Dataset records:
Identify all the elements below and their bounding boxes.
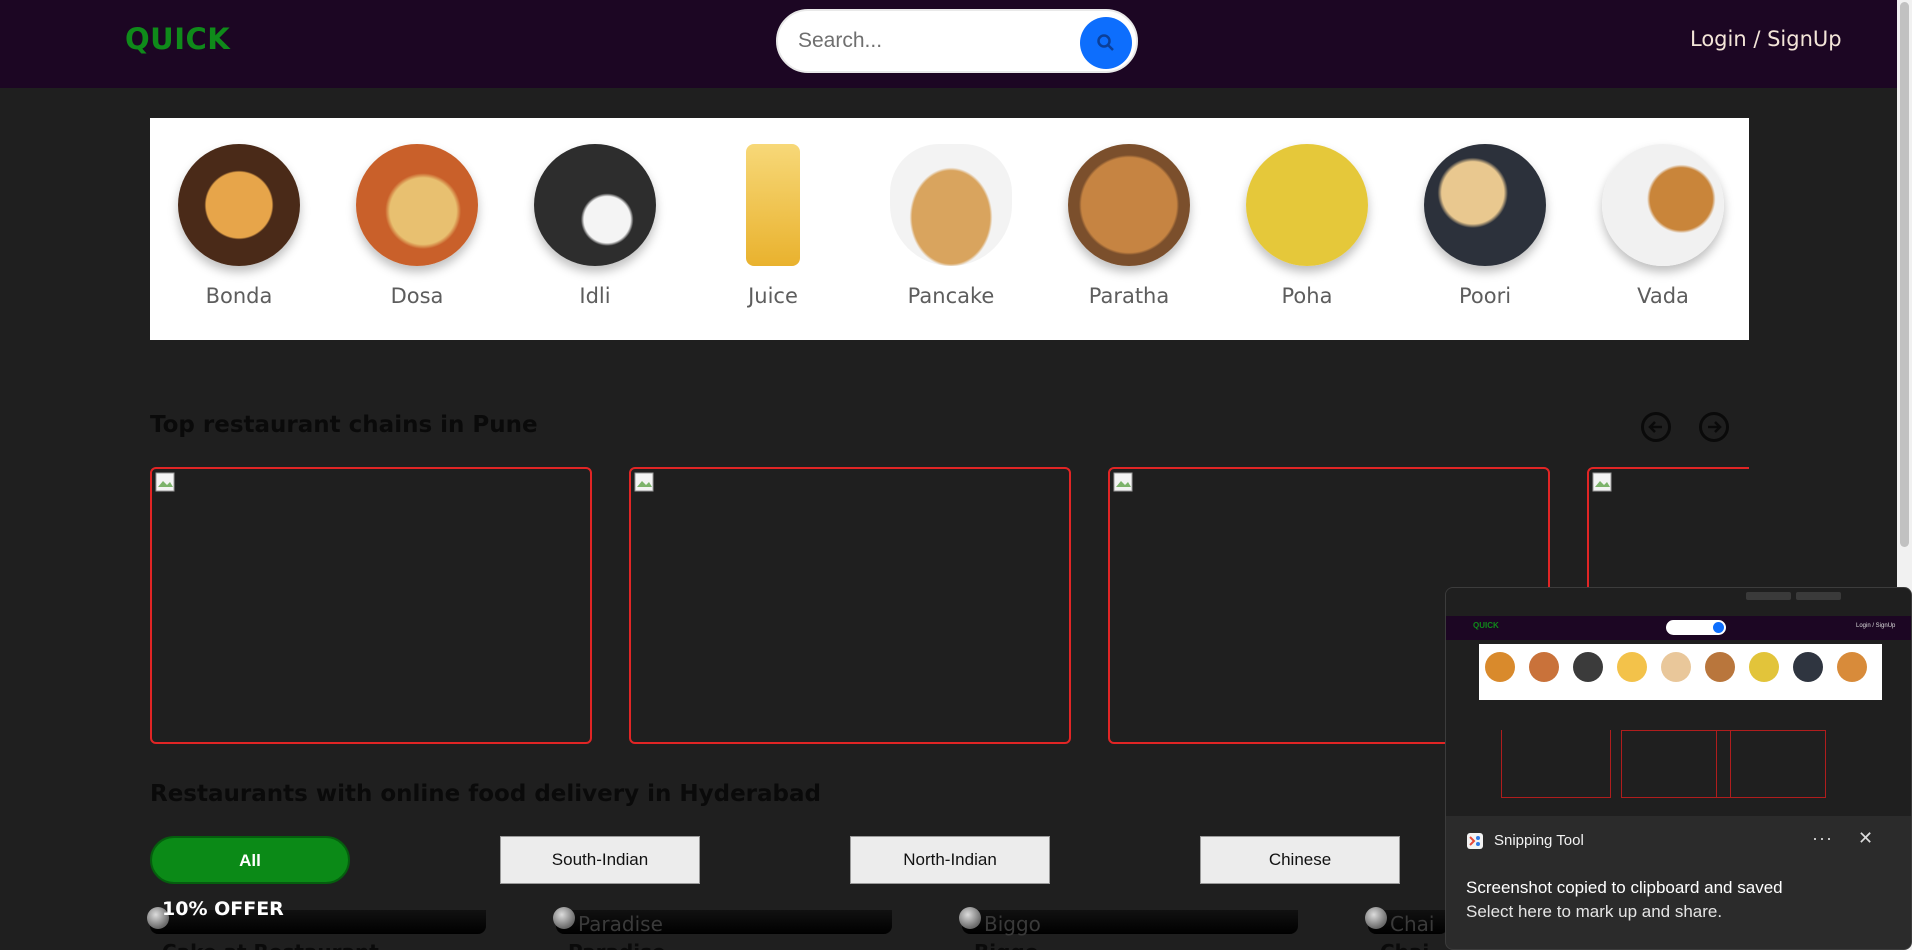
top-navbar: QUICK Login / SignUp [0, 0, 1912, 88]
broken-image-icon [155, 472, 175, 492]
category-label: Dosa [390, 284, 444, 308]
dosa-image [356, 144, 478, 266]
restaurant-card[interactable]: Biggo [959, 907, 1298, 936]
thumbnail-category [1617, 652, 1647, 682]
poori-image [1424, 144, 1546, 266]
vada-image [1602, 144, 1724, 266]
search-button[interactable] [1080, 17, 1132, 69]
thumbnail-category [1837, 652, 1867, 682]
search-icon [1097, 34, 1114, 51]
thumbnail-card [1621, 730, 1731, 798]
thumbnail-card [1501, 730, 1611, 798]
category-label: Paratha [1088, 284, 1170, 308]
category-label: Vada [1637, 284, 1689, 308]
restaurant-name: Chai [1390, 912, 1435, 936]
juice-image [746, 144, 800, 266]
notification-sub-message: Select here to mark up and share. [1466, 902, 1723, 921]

Stated exercise: Rewrite every line of the records above as a numbered list, skipping any blank lines. Leave the pictures out of your answer.

Task result:
1. Identify all the elements below and their bounding boxes.
2. top-navbar: QUICK Login / SignUp [0, 0, 1912, 88]
3. broken-image-icon [155, 472, 175, 492]
4. category-label: Dosa [390, 284, 444, 308]
5. dosa-image [356, 144, 478, 266]
6. restaurant-card[interactable]: Biggo [959, 907, 1298, 936]
7. thumbnail-category [1617, 652, 1647, 682]
8. poori-image [1424, 144, 1546, 266]
9. vada-image [1602, 144, 1724, 266]
10. search-button[interactable] [1080, 17, 1132, 69]
11. thumbnail-category [1837, 652, 1867, 682]
12. search-icon [1097, 34, 1114, 51]
13. thumbnail-card [1621, 730, 1731, 798]
14. thumbnail-card [1501, 730, 1611, 798]
15. category-label: Paratha [1088, 284, 1170, 308]
16. category-label: Vada [1637, 284, 1689, 308]
17. restaurant-name: Chai [1390, 912, 1435, 936]
18. juice-image [746, 144, 800, 266]
19. notification-sub-message: Select here to mark up and share. [1466, 902, 1723, 921]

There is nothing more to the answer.